INSTRUCTIONS FOR THE TASK: Where a line contains the word "Number", copy that line.

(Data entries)
★ ★ ★ ★ ★
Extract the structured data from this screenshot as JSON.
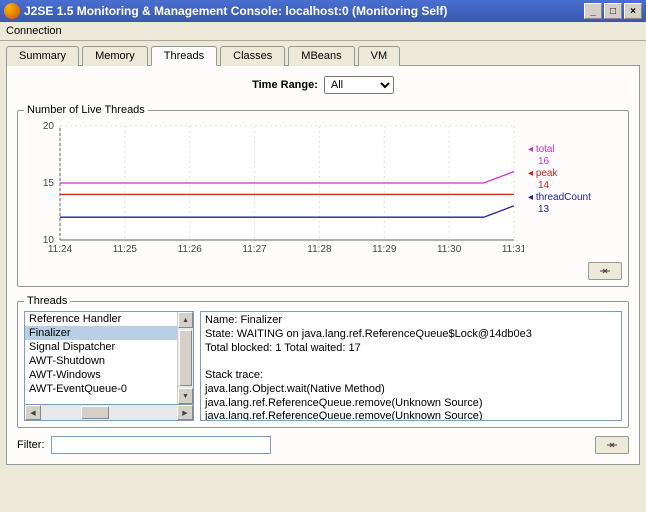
{
  "window": {
    "title": "J2SE 1.5 Monitoring & Management Console: localhost:0 (Monitoring Self)"
  },
  "menubar": {
    "connection": "Connection"
  },
  "tabs": {
    "summary": "Summary",
    "memory": "Memory",
    "threads": "Threads",
    "classes": "Classes",
    "mbeans": "MBeans",
    "vm": "VM"
  },
  "timerange": {
    "label": "Time Range:",
    "value": "All"
  },
  "chart": {
    "legend_title": "Number of Live Threads",
    "series_labels": {
      "total": "total",
      "peak": "peak",
      "threadcount": "threadCount"
    },
    "series_values": {
      "total": "16",
      "peak": "14",
      "threadcount": "13"
    }
  },
  "chart_data": {
    "type": "line",
    "title": "Number of Live Threads",
    "xlabel": "",
    "ylabel": "",
    "ylim": [
      10,
      20
    ],
    "y_ticks": [
      10,
      15,
      20
    ],
    "x_ticks": [
      "11:24",
      "11:25",
      "11:26",
      "11:27",
      "11:28",
      "11:29",
      "11:30",
      "11:31"
    ],
    "series": [
      {
        "name": "total",
        "color": "#d030d0",
        "current": 16,
        "values": [
          15,
          15,
          15,
          15,
          15,
          15,
          15,
          15,
          15,
          15,
          15,
          15,
          15,
          15,
          15,
          16
        ]
      },
      {
        "name": "peak",
        "color": "#d02020",
        "current": 14,
        "values": [
          14,
          14,
          14,
          14,
          14,
          14,
          14,
          14,
          14,
          14,
          14,
          14,
          14,
          14,
          14,
          14
        ]
      },
      {
        "name": "threadCount",
        "color": "#2020a0",
        "current": 13,
        "values": [
          12,
          12,
          12,
          12,
          12,
          12,
          12,
          12,
          12,
          12,
          12,
          12,
          12,
          12,
          12,
          13
        ]
      }
    ]
  },
  "threads_panel": {
    "legend": "Threads",
    "items": [
      "Reference Handler",
      "Finalizer",
      "Signal Dispatcher",
      "AWT-Shutdown",
      "AWT-Windows",
      "AWT-EventQueue-0"
    ],
    "selected_index": 1,
    "detail_lines": [
      "Name: Finalizer",
      "State: WAITING on java.lang.ref.ReferenceQueue$Lock@14db0e3",
      "Total blocked: 1  Total waited: 17",
      "",
      "Stack trace:",
      "java.lang.Object.wait(Native Method)",
      "java.lang.ref.ReferenceQueue.remove(Unknown Source)",
      "java.lang.ref.ReferenceQueue.remove(Unknown Source)"
    ]
  },
  "filter": {
    "label": "Filter:",
    "value": ""
  }
}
★ ★ ★ ★ ★
RESPONSE TO THE TASK:
    "legend_title": "Number of Live Threads",
    "title": "Number of Live Threads",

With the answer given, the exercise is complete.